━━━━━ Input data

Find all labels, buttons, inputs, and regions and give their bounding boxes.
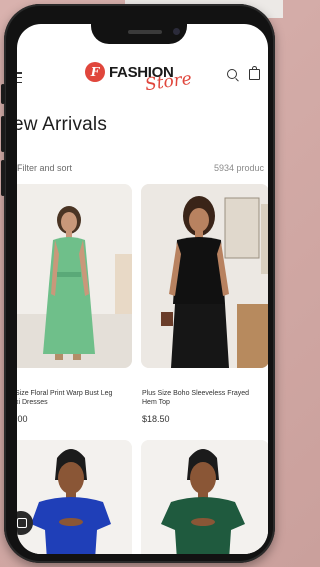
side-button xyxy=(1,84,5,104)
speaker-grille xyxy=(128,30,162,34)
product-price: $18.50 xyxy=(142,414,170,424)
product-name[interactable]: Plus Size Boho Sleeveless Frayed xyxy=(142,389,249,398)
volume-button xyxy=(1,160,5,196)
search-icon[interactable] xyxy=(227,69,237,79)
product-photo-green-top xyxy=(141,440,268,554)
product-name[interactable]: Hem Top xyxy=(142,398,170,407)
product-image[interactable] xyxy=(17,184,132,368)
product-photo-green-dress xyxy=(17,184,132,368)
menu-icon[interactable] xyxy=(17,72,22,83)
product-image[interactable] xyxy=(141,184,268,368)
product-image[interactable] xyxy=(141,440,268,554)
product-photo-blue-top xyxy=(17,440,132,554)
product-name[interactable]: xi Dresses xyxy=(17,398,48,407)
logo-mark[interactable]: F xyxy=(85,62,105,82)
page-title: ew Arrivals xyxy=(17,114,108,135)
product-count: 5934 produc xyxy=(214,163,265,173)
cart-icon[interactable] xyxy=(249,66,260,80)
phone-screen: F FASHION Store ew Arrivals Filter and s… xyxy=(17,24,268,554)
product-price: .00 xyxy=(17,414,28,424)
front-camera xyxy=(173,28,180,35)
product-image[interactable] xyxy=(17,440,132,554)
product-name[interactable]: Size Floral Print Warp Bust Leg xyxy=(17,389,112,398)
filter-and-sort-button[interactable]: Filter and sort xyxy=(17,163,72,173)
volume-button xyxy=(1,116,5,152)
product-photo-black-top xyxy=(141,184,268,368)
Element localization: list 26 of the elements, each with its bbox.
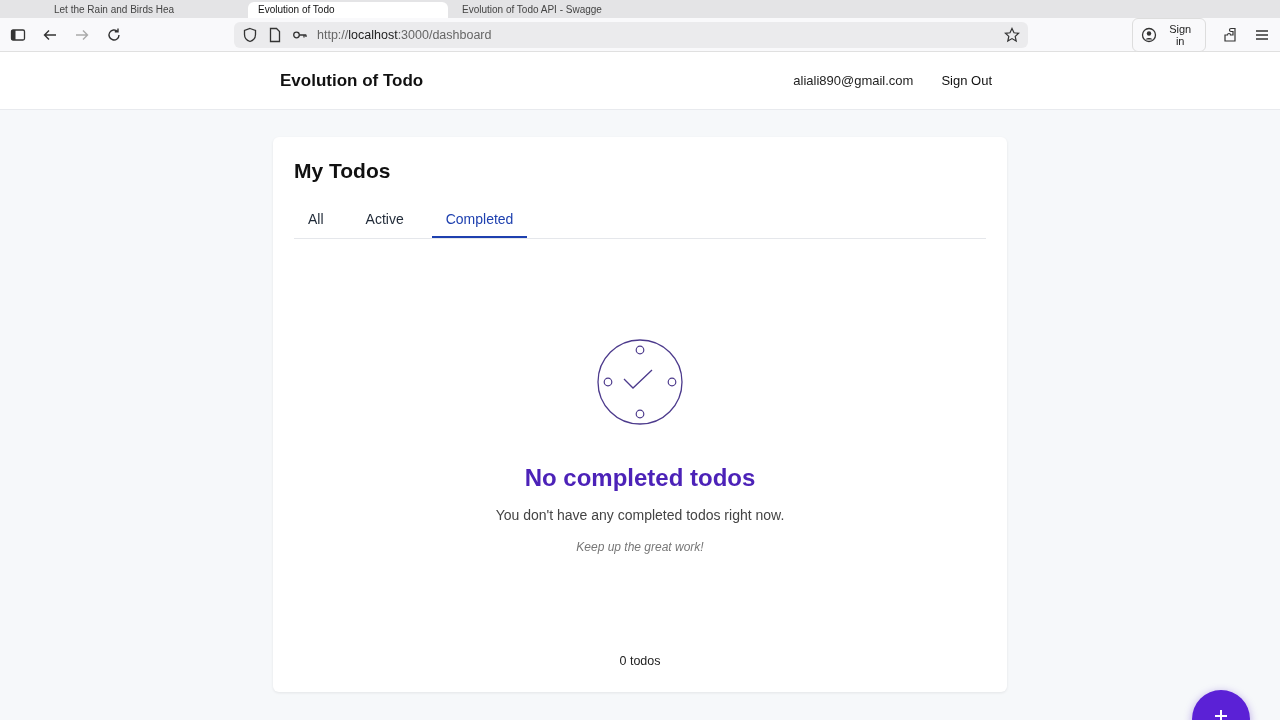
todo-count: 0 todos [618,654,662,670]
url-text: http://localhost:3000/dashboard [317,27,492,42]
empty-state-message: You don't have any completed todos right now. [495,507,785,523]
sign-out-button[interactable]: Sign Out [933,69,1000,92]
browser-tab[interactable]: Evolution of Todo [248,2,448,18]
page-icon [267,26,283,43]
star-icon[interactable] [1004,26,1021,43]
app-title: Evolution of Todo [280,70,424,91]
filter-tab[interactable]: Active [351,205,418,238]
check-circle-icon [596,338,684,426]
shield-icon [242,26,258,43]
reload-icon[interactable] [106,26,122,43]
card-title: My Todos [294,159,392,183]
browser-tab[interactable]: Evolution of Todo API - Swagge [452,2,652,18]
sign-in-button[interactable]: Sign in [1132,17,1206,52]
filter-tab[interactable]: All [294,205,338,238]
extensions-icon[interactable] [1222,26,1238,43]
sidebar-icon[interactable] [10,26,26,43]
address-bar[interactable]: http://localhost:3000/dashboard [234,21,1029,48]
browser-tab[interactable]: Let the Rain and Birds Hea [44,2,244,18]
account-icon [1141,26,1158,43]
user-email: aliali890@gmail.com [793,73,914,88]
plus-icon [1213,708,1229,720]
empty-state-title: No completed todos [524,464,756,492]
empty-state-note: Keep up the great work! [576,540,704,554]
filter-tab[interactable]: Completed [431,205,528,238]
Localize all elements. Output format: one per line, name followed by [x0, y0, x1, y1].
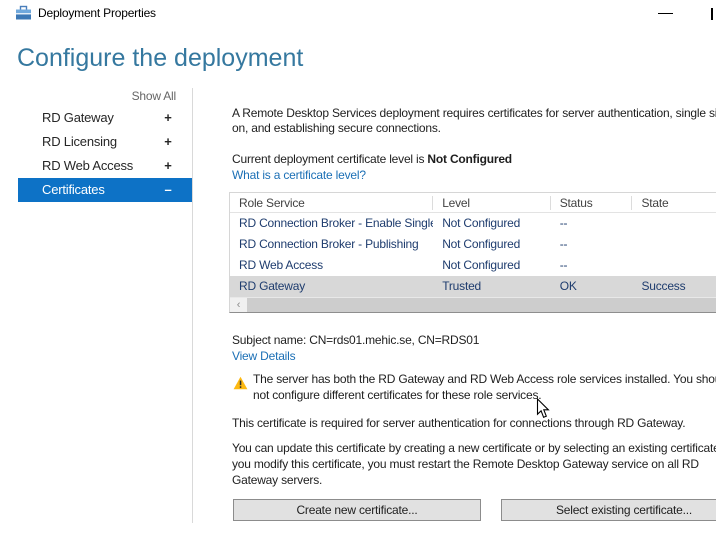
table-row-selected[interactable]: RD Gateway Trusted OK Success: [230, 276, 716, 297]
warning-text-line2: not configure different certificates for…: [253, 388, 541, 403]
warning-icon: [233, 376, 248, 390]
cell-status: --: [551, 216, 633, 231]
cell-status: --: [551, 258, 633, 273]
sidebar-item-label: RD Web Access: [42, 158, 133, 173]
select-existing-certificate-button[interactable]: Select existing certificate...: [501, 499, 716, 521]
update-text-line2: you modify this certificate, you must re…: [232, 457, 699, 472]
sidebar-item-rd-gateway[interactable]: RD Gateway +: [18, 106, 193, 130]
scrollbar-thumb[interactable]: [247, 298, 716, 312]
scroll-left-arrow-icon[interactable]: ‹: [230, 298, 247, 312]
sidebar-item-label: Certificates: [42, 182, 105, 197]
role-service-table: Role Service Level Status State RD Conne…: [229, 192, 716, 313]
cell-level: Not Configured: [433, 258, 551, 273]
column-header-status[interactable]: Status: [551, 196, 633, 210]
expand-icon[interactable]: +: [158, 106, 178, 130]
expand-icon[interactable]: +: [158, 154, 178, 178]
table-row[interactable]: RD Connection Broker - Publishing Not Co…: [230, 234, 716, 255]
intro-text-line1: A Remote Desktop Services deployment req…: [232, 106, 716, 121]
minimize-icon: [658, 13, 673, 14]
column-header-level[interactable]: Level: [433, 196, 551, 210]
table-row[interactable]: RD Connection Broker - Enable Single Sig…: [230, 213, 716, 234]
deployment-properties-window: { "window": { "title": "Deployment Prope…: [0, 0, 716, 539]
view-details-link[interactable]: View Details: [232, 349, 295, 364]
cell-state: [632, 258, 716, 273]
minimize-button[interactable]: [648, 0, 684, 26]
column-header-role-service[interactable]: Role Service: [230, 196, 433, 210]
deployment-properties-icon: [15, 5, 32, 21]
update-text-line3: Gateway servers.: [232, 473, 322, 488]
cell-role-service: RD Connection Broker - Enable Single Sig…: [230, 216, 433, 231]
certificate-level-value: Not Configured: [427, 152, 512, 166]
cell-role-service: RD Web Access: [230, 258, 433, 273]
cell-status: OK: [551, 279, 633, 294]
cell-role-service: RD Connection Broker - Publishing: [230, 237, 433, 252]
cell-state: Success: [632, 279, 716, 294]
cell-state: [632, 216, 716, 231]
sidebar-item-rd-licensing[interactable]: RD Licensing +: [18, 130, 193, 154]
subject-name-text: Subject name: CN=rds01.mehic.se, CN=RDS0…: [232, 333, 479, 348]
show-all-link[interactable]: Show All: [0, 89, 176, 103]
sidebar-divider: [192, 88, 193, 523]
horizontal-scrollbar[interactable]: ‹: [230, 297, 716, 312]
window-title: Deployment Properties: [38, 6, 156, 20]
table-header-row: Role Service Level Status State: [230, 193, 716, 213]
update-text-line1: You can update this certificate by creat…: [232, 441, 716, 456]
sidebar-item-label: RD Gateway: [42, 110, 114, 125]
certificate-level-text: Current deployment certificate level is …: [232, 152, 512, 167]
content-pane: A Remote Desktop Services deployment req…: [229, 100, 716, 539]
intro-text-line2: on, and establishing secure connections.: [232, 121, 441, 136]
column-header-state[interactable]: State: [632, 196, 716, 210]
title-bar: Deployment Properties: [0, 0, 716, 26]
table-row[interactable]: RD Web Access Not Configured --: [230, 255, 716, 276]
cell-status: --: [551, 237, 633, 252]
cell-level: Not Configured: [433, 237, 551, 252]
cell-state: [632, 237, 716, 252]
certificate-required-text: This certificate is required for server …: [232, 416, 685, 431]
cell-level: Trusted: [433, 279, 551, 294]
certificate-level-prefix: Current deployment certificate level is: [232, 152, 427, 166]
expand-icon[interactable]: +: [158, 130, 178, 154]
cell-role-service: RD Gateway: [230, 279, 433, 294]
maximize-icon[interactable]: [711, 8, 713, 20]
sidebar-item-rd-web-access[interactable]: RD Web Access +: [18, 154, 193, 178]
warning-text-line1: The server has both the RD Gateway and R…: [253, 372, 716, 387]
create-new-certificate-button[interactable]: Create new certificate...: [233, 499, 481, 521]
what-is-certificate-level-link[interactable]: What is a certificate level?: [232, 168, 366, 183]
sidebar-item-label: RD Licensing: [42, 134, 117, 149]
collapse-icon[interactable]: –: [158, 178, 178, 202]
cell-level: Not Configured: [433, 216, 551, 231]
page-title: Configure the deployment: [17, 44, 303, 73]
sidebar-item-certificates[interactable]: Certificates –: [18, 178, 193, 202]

━━━━━━━━━━

-- Work instructions --
Copy all the items above word for word and line for line, leaving out the pictures.

-- Solution to the exercise --
Find all labels, buttons, inputs, and regions and give their bounding boxes.
side-button xyxy=(1,84,5,104)
speaker-grille xyxy=(128,30,162,34)
product-price: $18.50 xyxy=(142,414,170,424)
product-name[interactable]: Plus Size Boho Sleeveless Frayed xyxy=(142,389,249,398)
volume-button xyxy=(1,160,5,196)
search-icon[interactable] xyxy=(227,69,237,79)
product-photo-green-top xyxy=(141,440,268,554)
product-name[interactable]: Hem Top xyxy=(142,398,170,407)
product-image[interactable] xyxy=(17,184,132,368)
product-photo-green-dress xyxy=(17,184,132,368)
menu-icon[interactable] xyxy=(17,72,22,83)
product-image[interactable] xyxy=(141,184,268,368)
product-image[interactable] xyxy=(141,440,268,554)
product-photo-blue-top xyxy=(17,440,132,554)
product-name[interactable]: xi Dresses xyxy=(17,398,48,407)
logo-mark[interactable]: F xyxy=(85,62,105,82)
page-title: ew Arrivals xyxy=(17,114,108,135)
product-count: 5934 produc xyxy=(214,163,265,173)
cart-icon[interactable] xyxy=(249,66,260,80)
phone-screen: F FASHION Store ew Arrivals Filter and s… xyxy=(17,24,268,554)
product-price: .00 xyxy=(17,414,28,424)
front-camera xyxy=(173,28,180,35)
product-image[interactable] xyxy=(17,440,132,554)
product-name[interactable]: Size Floral Print Warp Bust Leg xyxy=(17,389,112,398)
filter-and-sort-button[interactable]: Filter and sort xyxy=(17,163,72,173)
volume-button xyxy=(1,116,5,152)
product-photo-black-top xyxy=(141,184,268,368)
Element localization: list 26 of the elements, each with its bbox.
todo-count: 0 todos [618,654,662,670]
url-text: http://localhost:3000/dashboard [317,27,492,42]
empty-state-message: You don't have any completed todos right now. [495,507,785,523]
sign-out-button[interactable]: Sign Out [933,69,1000,92]
browser-tab[interactable]: Evolution of Todo [248,2,448,18]
page-icon [267,26,283,43]
star-icon[interactable] [1004,26,1021,43]
app-title: Evolution of Todo [280,70,424,91]
filter-tab[interactable]: Active [351,205,418,238]
check-circle-icon [596,338,684,426]
shield-icon [242,26,258,43]
reload-icon[interactable] [106,26,122,43]
card-title: My Todos [294,159,392,183]
browser-tab[interactable]: Evolution of Todo API - Swagge [452,2,652,18]
sign-in-button[interactable]: Sign in [1132,17,1206,52]
filter-tab[interactable]: All [294,205,338,238]
extensions-icon[interactable] [1222,26,1238,43]
sidebar-icon[interactable] [10,26,26,43]
address-bar[interactable]: http://localhost:3000/dashboard [234,21,1029,48]
browser-tab[interactable]: Let the Rain and Birds Hea [44,2,244,18]
account-icon [1141,26,1158,43]
user-email: aliali890@gmail.com [793,73,914,88]
plus-icon [1213,708,1229,720]
empty-state-title: No completed todos [524,464,756,492]
empty-state-note: Keep up the great work! [576,540,704,554]
filter-tab[interactable]: Completed [431,205,528,238]
Localize all elements. Output format: one per line, name followed by [x0, y0, x1, y1].
table-row-selected[interactable]: RD Gateway Trusted OK Success: [230, 276, 716, 297]
warning-text-line2: not configure different certificates for…: [253, 388, 541, 403]
warning-icon: [233, 376, 248, 390]
cell-status: --: [551, 216, 633, 231]
cell-status: --: [551, 258, 633, 273]
sidebar-item-label: RD Web Access: [42, 158, 133, 173]
select-existing-certificate-button[interactable]: Select existing certificate...: [501, 499, 716, 521]
update-text-line2: you modify this certificate, you must re…: [232, 457, 699, 472]
sidebar-item-rd-gateway[interactable]: RD Gateway +: [18, 106, 193, 130]
scrollbar-thumb[interactable]: [247, 298, 716, 312]
scroll-left-arrow-icon[interactable]: ‹: [230, 298, 247, 312]
sidebar-item-label: Certificates: [42, 182, 105, 197]
role-service-table: Role Service Level Status State RD Conne…: [229, 192, 716, 313]
cell-level: Not Configured: [433, 258, 551, 273]
column-header-status[interactable]: Status: [551, 196, 633, 210]
expand-icon[interactable]: +: [158, 106, 178, 130]
expand-icon[interactable]: +: [158, 154, 178, 178]
table-row[interactable]: RD Connection Broker - Publishing Not Co…: [230, 234, 716, 255]
intro-text-line1: A Remote Desktop Services deployment req…: [232, 106, 716, 121]
minimize-icon: [658, 13, 673, 14]
column-header-level[interactable]: Level: [433, 196, 551, 210]
table-row[interactable]: RD Connection Broker - Enable Single Sig…: [230, 213, 716, 234]
deployment-properties-window: { "window": { "title": "Deployment Prope…: [0, 0, 716, 539]
view-details-link[interactable]: View Details: [232, 349, 295, 364]
cell-state: [632, 258, 716, 273]
minimize-button[interactable]: [648, 0, 684, 26]
column-header-role-service[interactable]: Role Service: [230, 196, 433, 210]
deployment-properties-icon: [15, 5, 32, 21]
update-text-line3: Gateway servers.: [232, 473, 322, 488]
cell-role-service: RD Connection Broker - Enable Single Sig…: [230, 216, 433, 231]
certificate-level-value: Not Configured: [427, 152, 512, 166]
cell-role-service: RD Web Access: [230, 258, 433, 273]
cell-status: OK: [551, 279, 633, 294]
cell-role-service: RD Connection Broker - Publishing: [230, 237, 433, 252]
cell-state: Success: [632, 279, 716, 294]
cell-state: [632, 216, 716, 231]
sidebar-item-rd-licensing[interactable]: RD Licensing +: [18, 130, 193, 154]
subject-name-text: Subject name: CN=rds01.mehic.se, CN=RDS0…: [232, 333, 479, 348]
show-all-link[interactable]: Show All: [0, 89, 176, 103]
sidebar-divider: [192, 88, 193, 523]
horizontal-scrollbar[interactable]: ‹: [230, 297, 716, 312]
window-title: Deployment Properties: [38, 6, 156, 20]
table-header-row: Role Service Level Status State: [230, 193, 716, 213]
update-text-line1: You can update this certificate by creat…: [232, 441, 716, 456]
sidebar-item-label: RD Gateway: [42, 110, 114, 125]
certificate-level-text: Current deployment certificate level is …: [232, 152, 512, 167]
content-pane: A Remote Desktop Services deployment req…: [229, 100, 716, 539]
intro-text-line2: on, and establishing secure connections.: [232, 121, 441, 136]
column-header-state[interactable]: State: [632, 196, 716, 210]
title-bar: Deployment Properties: [0, 0, 716, 26]
table-row[interactable]: RD Web Access Not Configured --: [230, 255, 716, 276]
cell-status: --: [551, 237, 633, 252]
cell-level: Not Configured: [433, 237, 551, 252]
cell-state: [632, 237, 716, 252]
certificate-required-text: This certificate is required for server …: [232, 416, 685, 431]
cell-level: Trusted: [433, 279, 551, 294]
certificate-level-prefix: Current deployment certificate level is: [232, 152, 427, 166]
expand-icon[interactable]: +: [158, 130, 178, 154]
cell-role-service: RD Gateway: [230, 279, 433, 294]
maximize-icon[interactable]: [711, 8, 713, 20]
sidebar-item-rd-web-access[interactable]: RD Web Access +: [18, 154, 193, 178]
warning-text-line1: The server has both the RD Gateway and R…: [253, 372, 716, 387]
create-new-certificate-button[interactable]: Create new certificate...: [233, 499, 481, 521]
what-is-certificate-level-link[interactable]: What is a certificate level?: [232, 168, 366, 183]
sidebar-item-label: RD Licensing: [42, 134, 117, 149]
collapse-icon[interactable]: –: [158, 178, 178, 202]
cell-level: Not Configured: [433, 216, 551, 231]
page-title: Configure the deployment: [17, 44, 303, 73]
sidebar-item-certificates[interactable]: Certificates –: [18, 178, 193, 202]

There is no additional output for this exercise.